• WORK TO BE COMPLETED: Copy out lines with the word "maxThresh" from the material that follows.

Data excerpts:
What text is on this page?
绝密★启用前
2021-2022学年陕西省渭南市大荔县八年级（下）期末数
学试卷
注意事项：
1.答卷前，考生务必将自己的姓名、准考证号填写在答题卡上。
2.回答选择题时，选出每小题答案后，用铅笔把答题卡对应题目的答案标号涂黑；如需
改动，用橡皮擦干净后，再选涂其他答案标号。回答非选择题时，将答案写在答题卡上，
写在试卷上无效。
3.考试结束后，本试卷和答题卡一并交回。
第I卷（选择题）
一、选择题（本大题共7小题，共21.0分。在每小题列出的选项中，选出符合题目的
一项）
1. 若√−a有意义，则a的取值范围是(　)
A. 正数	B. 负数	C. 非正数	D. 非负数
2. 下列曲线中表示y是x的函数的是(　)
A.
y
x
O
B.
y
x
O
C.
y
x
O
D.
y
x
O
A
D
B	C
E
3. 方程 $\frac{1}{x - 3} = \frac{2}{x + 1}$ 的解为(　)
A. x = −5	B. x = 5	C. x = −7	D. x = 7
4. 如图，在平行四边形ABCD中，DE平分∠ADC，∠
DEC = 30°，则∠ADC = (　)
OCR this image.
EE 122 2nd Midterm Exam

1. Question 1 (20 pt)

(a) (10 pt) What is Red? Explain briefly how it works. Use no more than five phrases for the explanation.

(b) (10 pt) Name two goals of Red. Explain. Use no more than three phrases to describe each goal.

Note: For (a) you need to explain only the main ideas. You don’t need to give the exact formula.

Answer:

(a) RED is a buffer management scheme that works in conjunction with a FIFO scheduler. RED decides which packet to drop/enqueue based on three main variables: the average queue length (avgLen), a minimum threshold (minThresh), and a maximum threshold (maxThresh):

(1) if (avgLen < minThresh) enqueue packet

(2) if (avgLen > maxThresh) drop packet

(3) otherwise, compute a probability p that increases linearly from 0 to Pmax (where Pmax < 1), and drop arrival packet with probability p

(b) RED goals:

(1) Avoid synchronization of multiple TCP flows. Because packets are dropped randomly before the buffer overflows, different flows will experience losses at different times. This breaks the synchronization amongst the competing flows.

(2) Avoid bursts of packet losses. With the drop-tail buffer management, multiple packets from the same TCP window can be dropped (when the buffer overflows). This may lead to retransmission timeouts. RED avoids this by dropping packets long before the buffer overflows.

• RESPONSE TO THE TASK:
(a) RED is a buffer management scheme that works in conjunction with a FIFO scheduler. RED decides which packet to drop/enqueue based on three main variables: the average queue length (avgLen), a minimum threshold (minThresh), and a maximum threshold (maxThresh):
(2) if (avgLen > maxThresh) drop packet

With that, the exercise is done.